** begin **
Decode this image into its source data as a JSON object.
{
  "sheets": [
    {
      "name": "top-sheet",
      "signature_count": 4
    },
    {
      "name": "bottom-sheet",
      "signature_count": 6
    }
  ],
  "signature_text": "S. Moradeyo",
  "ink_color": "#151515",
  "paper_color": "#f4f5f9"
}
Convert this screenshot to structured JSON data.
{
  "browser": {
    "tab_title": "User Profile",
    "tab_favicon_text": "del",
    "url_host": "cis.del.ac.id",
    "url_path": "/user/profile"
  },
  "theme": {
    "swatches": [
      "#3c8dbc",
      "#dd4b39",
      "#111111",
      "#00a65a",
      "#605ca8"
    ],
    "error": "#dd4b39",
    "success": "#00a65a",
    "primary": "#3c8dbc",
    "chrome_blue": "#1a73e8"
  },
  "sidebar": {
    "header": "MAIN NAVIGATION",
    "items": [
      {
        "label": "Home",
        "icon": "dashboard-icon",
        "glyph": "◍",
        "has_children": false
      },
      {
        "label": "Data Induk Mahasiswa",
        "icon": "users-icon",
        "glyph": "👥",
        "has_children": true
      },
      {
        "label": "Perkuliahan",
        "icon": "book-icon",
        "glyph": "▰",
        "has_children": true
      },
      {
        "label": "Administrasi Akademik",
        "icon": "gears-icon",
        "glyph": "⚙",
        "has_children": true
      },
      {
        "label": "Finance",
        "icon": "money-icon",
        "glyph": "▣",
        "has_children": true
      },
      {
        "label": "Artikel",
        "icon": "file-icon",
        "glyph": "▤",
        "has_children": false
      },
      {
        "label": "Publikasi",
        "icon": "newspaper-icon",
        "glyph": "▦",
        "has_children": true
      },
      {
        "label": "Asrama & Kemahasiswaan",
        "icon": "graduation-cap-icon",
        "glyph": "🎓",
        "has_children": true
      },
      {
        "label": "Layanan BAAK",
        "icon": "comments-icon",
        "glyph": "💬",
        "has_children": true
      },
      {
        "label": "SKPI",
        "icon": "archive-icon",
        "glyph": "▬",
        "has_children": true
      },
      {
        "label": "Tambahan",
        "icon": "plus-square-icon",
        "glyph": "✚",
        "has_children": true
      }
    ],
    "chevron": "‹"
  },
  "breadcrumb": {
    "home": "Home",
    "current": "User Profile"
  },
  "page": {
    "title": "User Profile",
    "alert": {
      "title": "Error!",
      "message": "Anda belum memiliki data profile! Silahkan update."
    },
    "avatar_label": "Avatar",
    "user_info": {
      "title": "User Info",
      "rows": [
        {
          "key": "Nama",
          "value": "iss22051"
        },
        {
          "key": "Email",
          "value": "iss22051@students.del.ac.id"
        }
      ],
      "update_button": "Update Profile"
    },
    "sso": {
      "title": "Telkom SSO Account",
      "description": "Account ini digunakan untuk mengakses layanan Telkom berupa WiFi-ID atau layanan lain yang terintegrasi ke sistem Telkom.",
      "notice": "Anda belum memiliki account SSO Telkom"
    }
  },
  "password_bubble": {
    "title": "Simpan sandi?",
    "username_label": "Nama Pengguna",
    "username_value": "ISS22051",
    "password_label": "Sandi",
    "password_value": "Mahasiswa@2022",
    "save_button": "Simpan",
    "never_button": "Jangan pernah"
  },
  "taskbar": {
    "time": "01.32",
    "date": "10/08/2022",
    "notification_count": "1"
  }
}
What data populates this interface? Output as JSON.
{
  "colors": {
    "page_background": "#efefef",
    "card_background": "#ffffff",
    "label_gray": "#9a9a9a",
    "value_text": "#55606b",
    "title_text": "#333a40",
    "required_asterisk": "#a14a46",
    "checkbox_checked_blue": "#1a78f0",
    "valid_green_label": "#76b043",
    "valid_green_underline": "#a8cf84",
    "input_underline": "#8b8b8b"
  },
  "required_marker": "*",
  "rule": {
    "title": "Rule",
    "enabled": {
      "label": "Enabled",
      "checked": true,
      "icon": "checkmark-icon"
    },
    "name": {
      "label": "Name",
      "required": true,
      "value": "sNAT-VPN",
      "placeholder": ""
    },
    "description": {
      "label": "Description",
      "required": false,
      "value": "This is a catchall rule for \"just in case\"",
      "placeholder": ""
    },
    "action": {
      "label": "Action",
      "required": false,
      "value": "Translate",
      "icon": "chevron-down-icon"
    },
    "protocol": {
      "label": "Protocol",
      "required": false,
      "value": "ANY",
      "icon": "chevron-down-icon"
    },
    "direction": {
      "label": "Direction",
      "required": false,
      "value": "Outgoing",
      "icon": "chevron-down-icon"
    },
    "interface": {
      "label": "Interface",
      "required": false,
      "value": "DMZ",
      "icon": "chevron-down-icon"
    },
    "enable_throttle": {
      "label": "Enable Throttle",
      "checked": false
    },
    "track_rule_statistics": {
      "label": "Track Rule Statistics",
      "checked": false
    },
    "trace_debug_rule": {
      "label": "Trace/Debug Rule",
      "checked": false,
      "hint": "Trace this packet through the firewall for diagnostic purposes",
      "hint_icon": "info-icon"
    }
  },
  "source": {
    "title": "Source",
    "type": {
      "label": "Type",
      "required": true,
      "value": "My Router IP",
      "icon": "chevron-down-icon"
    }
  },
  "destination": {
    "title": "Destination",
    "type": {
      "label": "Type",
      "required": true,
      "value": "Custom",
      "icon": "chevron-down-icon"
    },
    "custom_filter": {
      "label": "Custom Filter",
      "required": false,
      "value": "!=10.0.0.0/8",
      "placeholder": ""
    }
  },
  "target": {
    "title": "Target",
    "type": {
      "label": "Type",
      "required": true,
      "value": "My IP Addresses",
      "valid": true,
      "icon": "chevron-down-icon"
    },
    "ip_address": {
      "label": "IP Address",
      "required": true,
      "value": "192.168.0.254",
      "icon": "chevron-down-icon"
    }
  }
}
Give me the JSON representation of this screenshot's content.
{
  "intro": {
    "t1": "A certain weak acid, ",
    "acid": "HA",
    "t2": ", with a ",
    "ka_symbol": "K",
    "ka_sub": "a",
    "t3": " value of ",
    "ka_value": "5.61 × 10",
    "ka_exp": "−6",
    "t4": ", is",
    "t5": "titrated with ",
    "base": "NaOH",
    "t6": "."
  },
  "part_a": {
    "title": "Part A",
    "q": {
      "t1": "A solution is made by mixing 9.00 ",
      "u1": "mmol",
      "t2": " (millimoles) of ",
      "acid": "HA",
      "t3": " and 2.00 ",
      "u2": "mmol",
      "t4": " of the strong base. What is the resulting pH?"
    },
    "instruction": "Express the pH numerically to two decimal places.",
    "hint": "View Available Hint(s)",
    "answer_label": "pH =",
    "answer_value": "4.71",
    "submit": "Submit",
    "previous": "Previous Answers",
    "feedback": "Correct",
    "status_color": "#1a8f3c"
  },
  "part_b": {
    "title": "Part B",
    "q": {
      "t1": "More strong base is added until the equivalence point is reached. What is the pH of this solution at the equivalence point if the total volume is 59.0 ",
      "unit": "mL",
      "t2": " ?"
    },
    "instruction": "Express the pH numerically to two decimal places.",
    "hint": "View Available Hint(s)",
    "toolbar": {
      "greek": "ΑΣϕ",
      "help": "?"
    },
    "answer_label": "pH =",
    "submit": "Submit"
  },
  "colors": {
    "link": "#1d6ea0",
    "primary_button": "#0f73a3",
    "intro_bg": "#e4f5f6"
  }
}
** end **
» Task to complete
Take each line containing the string "Simpan" and copy it out.

» Reply to the exercise
    "title": "Simpan sandi?",
    "save_button": "Simpan",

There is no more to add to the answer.